** start Dataset extract **

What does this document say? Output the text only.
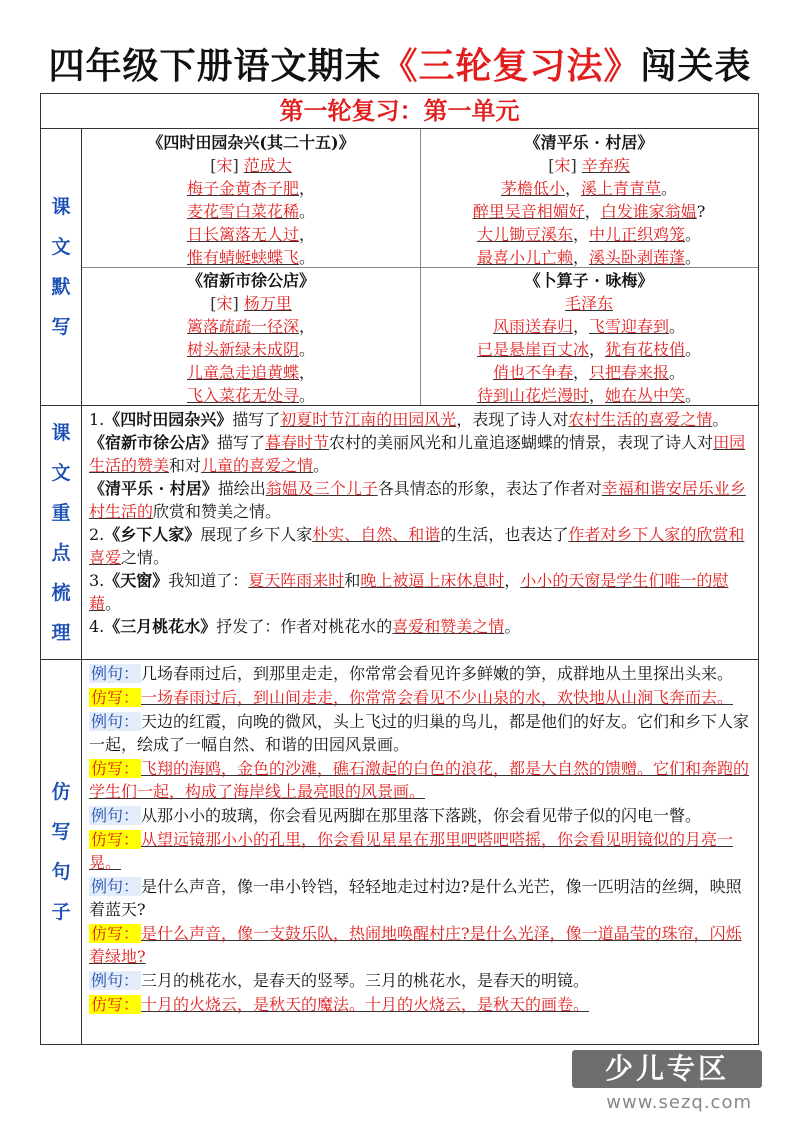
四年级下册语文期末《三轮复习法》闯关表
第一轮复习：第一单元
课
文
默
写
《四时田园杂兴(其二十五)》
[宋] 范成大
梅子金黄杏子肥，
麦花雪白菜花稀。
日长篱落无人过，
惟有蜻蜓蛱蝶飞。
《清平乐 · 村居》
[宋] 辛弃疾
茅檐低小，溪上青青草。
醉里吴音相媚好，白发谁家翁媪?
大儿锄豆溪东，中儿正织鸡笼。
最喜小儿亡赖，溪头卧剥莲蓬。
《宿新市徐公店》
[宋] 杨万里
篱落疏疏一径深，
树头新绿未成阴。
儿童急走追黄蝶，
飞入菜花无处寻。
《卜算子 · 咏梅》
毛泽东
风雨送春归，飞雪迎春到。
已是悬崖百丈冰，犹有花枝俏。
俏也不争春，只把春来报。
待到山花烂漫时，她在丛中笑。
课
文
重
点
梳
理

1.《四时田园杂兴》描写了初夏时节江南的田园风光，表现了诗人对农村生活的喜爱之情。

《宿新市徐公店》描写了暮春时节农村的美丽风光和儿童追逐蝴蝶的情景，表现了诗人对田园生活的赞美和对儿童的喜爱之情。

《清平乐 · 村居》描绘出翁媪及三个儿子各具情态的形象，表达了作者对幸福和谐安居乐业乡村生活的欣赏和赞美之情。

2.《乡下人家》展现了乡下人家朴实、自然、和谐的生活，也表达了作者对乡下人家的欣赏和喜爱之情。

3.《天窗》我知道了：夏天阵雨来时和晚上被逼上床休息时，小小的天窗是学生们唯一的慰藉。

4.《三月桃花水》抒发了：作者对桃花水的喜爱和赞美之情。

仿
写
句
子

例句： 几场春雨过后，到那里走走，你常常会看见许多鲜嫩的笋，成群地从土里探出头来。

仿写： 一场春雨过后，到山间走走，你常常会看见不少山泉的水，欢快地从山涧飞奔而去。

例句： 天边的红霞，向晚的微风，头上飞过的归巢的鸟儿，都是他们的好友。它们和乡下人家一起，绘成了一幅自然、和谐的田园风景画。

仿写： 飞翔的海鸥，金色的沙滩，礁石激起的白色的浪花，都是大自然的馈赠。它们和奔跑的学生们一起，构成了海岸线上最亮眼的风景画。

例句： 从那小小的玻璃，你会看见两脚在那里落下落跳，你会看见带子似的闪电一瞥。

仿写： 从望远镜那小小的孔里，你会看见星星在那里吧嗒吧嗒摇，你会看见明镜似的月亮一晃。

例句： 是什么声音，像一串小铃铛，轻轻地走过村边?是什么光芒，像一匹明洁的丝绸，映照着蓝天?

仿写： 是什么声音，像一支鼓乐队，热闹地唤醒村庄?是什么光泽，像一道晶莹的珠帘，闪烁着绿地?

例句： 三月的桃花水，是春天的竖琴。三月的桃花水，是春天的明镜。

仿写： 十月的火烧云，是秋天的魔法。十月的火烧云，是秋天的画卷。

少儿专区
www.sezq.com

** end Dataset extract **

| Exercise goal |
Leave the pictures out, and print every line of the listing exactly as written.

| The output |
What does this document say? Output the text only.
四年级下册语文期末《三轮复习法》闯关表
第一轮复习：第一单元
课
文
默
写
《四时田园杂兴(其二十五)》
[宋] 范成大
梅子金黄杏子肥，
麦花雪白菜花稀。
日长篱落无人过，
惟有蜻蜓蛱蝶飞。
《清平乐 · 村居》
[宋] 辛弃疾
茅檐低小，溪上青青草。
醉里吴音相媚好，白发谁家翁媪?
大儿锄豆溪东，中儿正织鸡笼。
最喜小儿亡赖，溪头卧剥莲蓬。
《宿新市徐公店》
[宋] 杨万里
篱落疏疏一径深，
树头新绿未成阴。
儿童急走追黄蝶，
飞入菜花无处寻。
《卜算子 · 咏梅》
毛泽东
风雨送春归，飞雪迎春到。
已是悬崖百丈冰，犹有花枝俏。
俏也不争春，只把春来报。
待到山花烂漫时，她在丛中笑。
课
文
重
点
梳
理

1.《四时田园杂兴》描写了初夏时节江南的田园风光，表现了诗人对农村生活的喜爱之情。

《宿新市徐公店》描写了暮春时节农村的美丽风光和儿童追逐蝴蝶的情景，表现了诗人对田园生活的赞美和对儿童的喜爱之情。

《清平乐 · 村居》描绘出翁媪及三个儿子各具情态的形象，表达了作者对幸福和谐安居乐业乡村生活的欣赏和赞美之情。

2.《乡下人家》展现了乡下人家朴实、自然、和谐的生活，也表达了作者对乡下人家的欣赏和喜爱之情。

3.《天窗》我知道了：夏天阵雨来时和晚上被逼上床休息时，小小的天窗是学生们唯一的慰藉。

4.《三月桃花水》抒发了：作者对桃花水的喜爱和赞美之情。

仿
写
句
子

例句： 几场春雨过后，到那里走走，你常常会看见许多鲜嫩的笋，成群地从土里探出头来。

仿写： 一场春雨过后，到山间走走，你常常会看见不少山泉的水，欢快地从山涧飞奔而去。

例句： 天边的红霞，向晚的微风，头上飞过的归巢的鸟儿，都是他们的好友。它们和乡下人家一起，绘成了一幅自然、和谐的田园风景画。

仿写： 飞翔的海鸥，金色的沙滩，礁石激起的白色的浪花，都是大自然的馈赠。它们和奔跑的学生们一起，构成了海岸线上最亮眼的风景画。

例句： 从那小小的玻璃，你会看见两脚在那里落下落跳，你会看见带子似的闪电一瞥。

仿写： 从望远镜那小小的孔里，你会看见星星在那里吧嗒吧嗒摇，你会看见明镜似的月亮一晃。

例句： 是什么声音，像一串小铃铛，轻轻地走过村边?是什么光芒，像一匹明洁的丝绸，映照着蓝天?

仿写： 是什么声音，像一支鼓乐队，热闹地唤醒村庄?是什么光泽，像一道晶莹的珠帘，闪烁着绿地?

例句： 三月的桃花水，是春天的竖琴。三月的桃花水，是春天的明镜。

仿写： 十月的火烧云，是秋天的魔法。十月的火烧云，是秋天的画卷。

少儿专区
www.sezq.com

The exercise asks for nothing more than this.